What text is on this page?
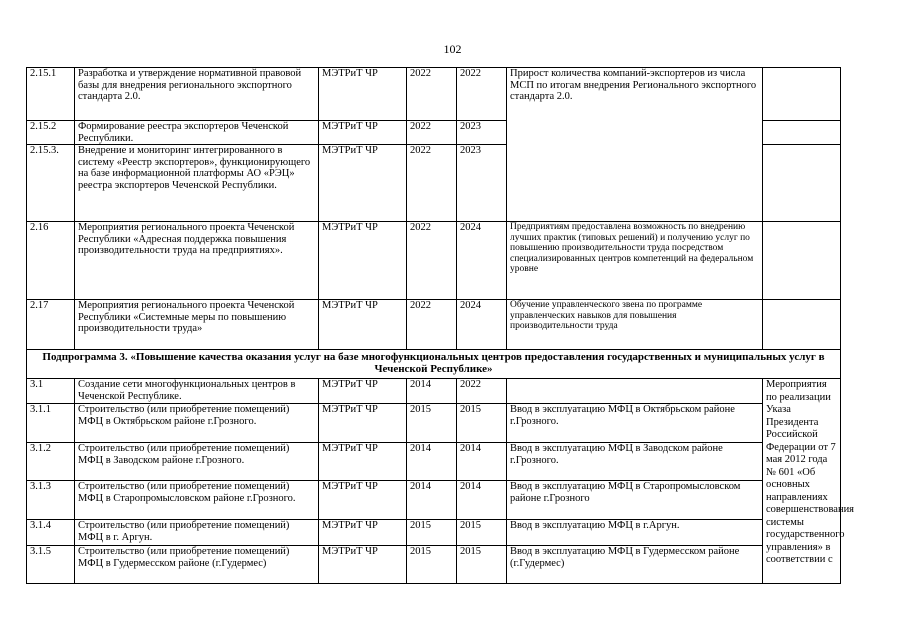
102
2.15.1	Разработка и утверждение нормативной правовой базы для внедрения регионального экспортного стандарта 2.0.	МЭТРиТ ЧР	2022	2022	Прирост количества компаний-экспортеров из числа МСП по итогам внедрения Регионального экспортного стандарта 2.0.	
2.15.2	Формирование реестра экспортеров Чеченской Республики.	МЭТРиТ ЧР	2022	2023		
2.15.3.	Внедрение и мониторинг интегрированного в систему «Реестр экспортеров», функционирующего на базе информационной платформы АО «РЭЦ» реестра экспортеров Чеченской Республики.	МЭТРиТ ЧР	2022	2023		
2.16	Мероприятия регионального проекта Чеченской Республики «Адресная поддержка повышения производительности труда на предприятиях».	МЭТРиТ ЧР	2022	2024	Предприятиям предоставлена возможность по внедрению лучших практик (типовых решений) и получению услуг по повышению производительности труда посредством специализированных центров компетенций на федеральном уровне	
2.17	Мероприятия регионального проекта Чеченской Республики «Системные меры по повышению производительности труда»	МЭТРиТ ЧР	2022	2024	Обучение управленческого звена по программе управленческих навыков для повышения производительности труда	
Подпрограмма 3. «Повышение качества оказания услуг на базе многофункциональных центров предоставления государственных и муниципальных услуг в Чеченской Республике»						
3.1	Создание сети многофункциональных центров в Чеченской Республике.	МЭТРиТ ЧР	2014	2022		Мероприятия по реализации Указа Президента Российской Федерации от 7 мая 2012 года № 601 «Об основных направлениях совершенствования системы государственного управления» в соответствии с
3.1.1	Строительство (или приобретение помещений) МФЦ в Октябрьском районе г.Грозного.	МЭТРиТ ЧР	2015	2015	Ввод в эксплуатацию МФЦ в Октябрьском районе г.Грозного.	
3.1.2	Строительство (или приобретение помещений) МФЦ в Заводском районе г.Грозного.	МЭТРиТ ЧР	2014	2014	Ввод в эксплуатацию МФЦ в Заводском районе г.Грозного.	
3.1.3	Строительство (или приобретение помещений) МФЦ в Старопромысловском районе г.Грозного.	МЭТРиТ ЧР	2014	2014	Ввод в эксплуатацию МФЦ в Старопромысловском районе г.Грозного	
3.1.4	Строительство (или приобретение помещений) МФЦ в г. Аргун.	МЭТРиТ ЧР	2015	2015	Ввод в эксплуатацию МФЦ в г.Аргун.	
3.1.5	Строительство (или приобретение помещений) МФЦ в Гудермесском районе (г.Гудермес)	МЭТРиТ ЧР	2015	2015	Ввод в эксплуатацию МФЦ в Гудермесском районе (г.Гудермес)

- - -

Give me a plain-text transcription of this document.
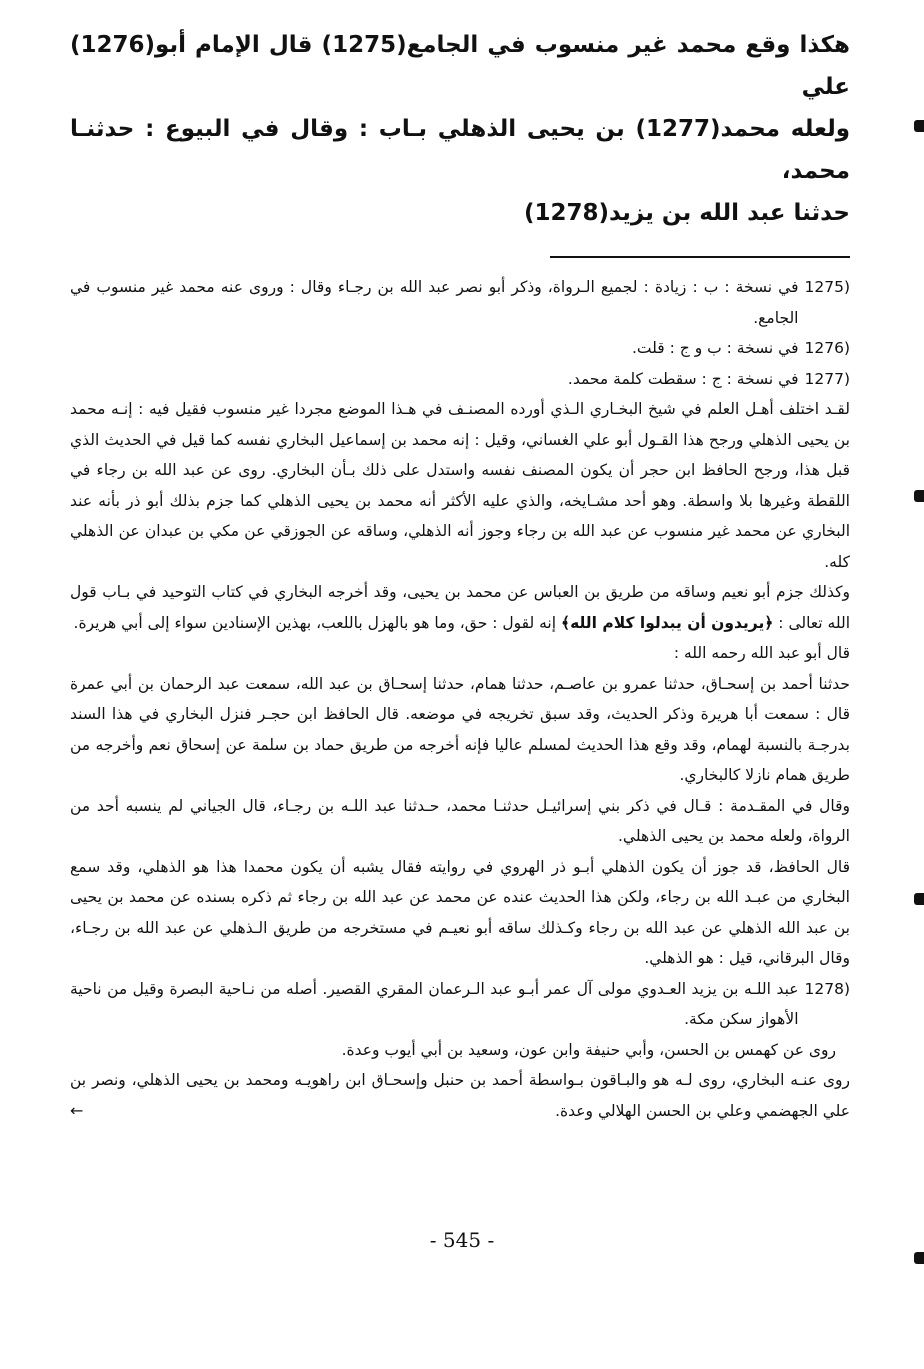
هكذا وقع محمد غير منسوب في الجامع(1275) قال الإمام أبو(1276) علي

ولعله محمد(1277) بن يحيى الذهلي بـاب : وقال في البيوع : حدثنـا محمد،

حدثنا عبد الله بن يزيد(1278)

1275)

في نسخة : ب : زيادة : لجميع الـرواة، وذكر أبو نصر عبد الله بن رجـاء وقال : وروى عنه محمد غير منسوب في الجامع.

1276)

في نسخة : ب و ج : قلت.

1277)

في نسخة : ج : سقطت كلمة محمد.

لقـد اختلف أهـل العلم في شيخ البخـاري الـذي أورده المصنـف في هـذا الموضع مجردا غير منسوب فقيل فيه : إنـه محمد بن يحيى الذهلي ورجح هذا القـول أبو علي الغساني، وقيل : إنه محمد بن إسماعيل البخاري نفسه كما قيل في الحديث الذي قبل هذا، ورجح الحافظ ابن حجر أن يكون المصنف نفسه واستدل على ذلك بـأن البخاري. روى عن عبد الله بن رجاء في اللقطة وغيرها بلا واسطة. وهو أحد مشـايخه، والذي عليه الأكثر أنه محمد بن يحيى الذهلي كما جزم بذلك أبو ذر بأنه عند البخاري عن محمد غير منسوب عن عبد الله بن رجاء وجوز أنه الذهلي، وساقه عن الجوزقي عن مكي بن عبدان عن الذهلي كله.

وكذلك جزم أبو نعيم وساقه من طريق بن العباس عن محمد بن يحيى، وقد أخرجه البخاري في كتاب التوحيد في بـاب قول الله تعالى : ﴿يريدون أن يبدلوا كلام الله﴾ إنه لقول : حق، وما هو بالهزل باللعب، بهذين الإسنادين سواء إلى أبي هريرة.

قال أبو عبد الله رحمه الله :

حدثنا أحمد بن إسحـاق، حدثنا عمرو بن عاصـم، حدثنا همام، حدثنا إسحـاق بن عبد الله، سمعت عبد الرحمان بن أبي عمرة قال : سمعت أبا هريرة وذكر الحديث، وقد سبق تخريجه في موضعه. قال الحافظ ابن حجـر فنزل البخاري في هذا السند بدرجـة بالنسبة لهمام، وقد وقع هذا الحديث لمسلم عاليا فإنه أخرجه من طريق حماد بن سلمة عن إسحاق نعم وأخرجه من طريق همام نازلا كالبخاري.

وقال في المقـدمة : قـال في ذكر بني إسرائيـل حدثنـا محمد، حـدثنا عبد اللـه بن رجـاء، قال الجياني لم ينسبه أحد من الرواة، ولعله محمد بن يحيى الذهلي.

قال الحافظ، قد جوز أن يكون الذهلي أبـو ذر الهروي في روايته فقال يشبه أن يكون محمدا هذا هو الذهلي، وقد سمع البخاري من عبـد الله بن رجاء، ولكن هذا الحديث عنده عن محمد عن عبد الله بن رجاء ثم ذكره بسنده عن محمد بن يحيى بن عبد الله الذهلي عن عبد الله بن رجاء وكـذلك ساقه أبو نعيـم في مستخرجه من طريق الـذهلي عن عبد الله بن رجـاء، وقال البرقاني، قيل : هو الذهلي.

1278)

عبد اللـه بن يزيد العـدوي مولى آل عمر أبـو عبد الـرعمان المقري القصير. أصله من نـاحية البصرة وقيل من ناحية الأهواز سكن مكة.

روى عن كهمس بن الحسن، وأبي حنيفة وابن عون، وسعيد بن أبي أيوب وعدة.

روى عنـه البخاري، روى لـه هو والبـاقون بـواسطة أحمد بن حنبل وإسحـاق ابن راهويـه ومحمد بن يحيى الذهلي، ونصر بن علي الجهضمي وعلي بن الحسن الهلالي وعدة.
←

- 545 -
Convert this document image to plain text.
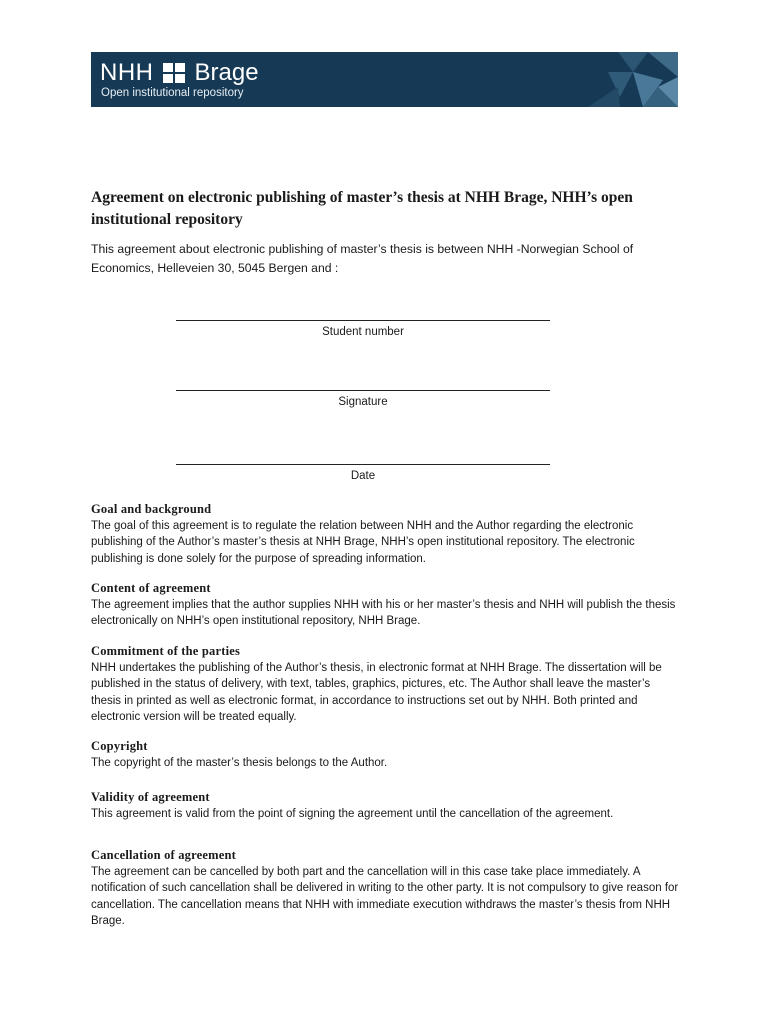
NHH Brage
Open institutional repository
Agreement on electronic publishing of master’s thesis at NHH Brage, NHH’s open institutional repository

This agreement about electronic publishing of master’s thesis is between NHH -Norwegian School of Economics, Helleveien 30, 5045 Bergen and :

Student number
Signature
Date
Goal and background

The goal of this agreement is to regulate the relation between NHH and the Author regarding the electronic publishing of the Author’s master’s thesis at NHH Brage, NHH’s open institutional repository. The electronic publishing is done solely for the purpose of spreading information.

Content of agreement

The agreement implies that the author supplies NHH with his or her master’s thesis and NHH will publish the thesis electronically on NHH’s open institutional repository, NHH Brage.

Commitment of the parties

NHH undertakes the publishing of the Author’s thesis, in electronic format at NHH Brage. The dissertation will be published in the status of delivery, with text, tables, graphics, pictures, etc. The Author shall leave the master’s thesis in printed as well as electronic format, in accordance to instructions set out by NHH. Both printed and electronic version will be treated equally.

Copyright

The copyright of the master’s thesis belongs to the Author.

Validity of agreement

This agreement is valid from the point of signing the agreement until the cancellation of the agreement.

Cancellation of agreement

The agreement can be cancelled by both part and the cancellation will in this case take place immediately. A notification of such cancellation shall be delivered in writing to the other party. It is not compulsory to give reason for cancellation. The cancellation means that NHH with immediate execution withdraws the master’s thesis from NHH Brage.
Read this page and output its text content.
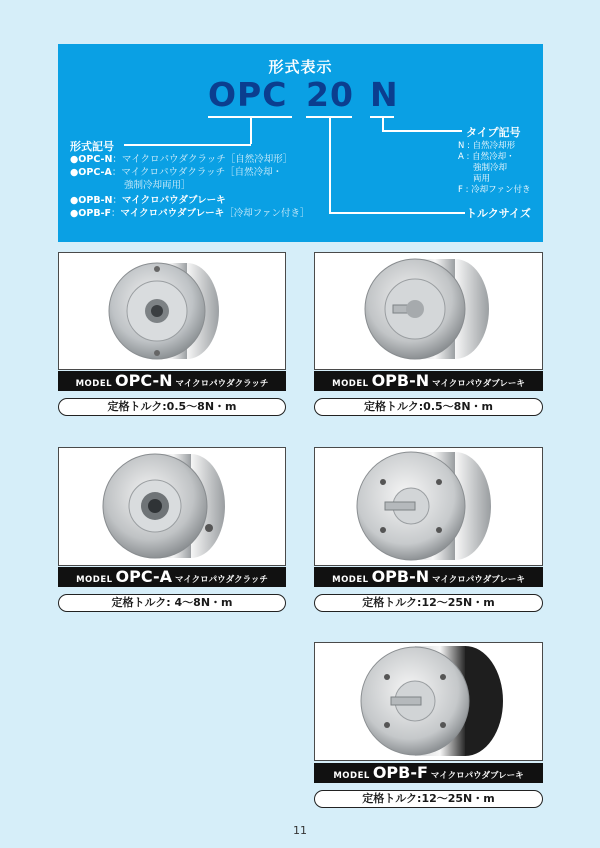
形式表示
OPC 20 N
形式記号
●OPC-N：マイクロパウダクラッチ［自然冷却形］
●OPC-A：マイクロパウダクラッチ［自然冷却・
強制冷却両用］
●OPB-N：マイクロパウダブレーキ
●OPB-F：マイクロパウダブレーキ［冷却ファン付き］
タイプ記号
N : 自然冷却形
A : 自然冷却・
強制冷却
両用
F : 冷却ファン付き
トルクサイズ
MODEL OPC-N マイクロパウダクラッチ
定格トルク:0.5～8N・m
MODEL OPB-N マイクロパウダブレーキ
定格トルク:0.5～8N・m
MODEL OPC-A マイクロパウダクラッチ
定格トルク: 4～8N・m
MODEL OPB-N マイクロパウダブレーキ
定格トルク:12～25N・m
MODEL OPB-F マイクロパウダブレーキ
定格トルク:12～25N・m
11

- - -

**What this task involves**
Check each line above for the word "repository" and say how many have it, with nothing else.

**Problem solution**
4